Extract the lines that carry the string "ylabel" from the listing.

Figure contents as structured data
::::::
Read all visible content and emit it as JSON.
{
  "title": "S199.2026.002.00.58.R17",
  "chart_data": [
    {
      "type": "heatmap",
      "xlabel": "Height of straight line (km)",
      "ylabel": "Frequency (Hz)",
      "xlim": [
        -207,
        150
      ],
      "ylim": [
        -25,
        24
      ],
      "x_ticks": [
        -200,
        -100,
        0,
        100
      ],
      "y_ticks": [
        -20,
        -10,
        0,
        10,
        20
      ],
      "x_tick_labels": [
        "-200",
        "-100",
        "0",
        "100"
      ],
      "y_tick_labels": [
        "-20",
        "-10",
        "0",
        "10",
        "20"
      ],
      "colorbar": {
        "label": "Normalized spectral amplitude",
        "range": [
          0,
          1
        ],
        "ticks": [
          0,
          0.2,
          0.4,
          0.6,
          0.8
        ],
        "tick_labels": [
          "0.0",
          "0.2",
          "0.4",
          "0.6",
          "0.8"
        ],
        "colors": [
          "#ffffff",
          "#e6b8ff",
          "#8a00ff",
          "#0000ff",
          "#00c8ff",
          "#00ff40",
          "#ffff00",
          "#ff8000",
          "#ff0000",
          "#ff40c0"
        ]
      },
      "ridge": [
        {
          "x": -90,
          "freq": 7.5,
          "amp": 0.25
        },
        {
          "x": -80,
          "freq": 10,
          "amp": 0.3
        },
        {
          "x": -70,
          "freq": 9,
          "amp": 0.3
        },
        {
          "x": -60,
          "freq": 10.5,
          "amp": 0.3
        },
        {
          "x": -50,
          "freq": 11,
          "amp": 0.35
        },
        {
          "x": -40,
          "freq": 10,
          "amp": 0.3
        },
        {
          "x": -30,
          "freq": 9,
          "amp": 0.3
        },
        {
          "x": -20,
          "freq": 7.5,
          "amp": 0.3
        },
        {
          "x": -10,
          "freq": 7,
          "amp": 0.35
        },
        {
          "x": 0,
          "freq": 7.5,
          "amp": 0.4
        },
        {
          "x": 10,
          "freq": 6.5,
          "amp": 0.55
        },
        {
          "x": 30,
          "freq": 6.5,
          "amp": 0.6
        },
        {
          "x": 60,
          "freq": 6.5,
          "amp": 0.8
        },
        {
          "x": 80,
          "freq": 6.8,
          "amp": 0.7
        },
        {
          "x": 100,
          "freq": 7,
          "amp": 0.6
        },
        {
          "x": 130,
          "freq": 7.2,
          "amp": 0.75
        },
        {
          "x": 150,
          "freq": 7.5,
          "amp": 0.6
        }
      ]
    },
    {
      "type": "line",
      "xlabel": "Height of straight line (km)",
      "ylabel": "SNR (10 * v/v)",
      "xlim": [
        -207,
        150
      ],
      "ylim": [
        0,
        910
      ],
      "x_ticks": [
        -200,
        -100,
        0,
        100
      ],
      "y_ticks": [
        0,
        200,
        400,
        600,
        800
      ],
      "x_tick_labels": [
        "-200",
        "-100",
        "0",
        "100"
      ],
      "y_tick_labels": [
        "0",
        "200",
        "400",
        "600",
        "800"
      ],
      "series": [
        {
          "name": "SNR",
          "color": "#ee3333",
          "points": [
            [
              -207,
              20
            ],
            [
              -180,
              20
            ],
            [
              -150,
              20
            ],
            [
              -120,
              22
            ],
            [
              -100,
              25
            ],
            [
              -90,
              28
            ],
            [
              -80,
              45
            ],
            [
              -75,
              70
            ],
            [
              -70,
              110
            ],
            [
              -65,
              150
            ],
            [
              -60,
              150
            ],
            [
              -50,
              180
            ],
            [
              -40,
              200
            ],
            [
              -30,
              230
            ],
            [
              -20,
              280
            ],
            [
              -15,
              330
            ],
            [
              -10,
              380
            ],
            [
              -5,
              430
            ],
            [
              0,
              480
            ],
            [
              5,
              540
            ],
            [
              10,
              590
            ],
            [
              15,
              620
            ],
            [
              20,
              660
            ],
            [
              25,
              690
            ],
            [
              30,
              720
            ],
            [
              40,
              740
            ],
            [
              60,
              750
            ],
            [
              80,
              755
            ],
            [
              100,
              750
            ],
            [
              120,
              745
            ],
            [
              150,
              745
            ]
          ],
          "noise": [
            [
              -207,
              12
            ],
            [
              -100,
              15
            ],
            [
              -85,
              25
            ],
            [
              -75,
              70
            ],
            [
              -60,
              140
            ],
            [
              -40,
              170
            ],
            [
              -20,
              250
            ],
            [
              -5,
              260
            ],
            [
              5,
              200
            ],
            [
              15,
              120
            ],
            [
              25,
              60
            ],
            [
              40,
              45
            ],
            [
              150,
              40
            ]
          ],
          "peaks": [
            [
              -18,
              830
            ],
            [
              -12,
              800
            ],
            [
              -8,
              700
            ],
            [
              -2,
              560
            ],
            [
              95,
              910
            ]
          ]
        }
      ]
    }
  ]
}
::::::
◆ **Task result**:
      "ylabel": "Frequency (Hz)",
      "ylabel": "SNR (10 * v/v)",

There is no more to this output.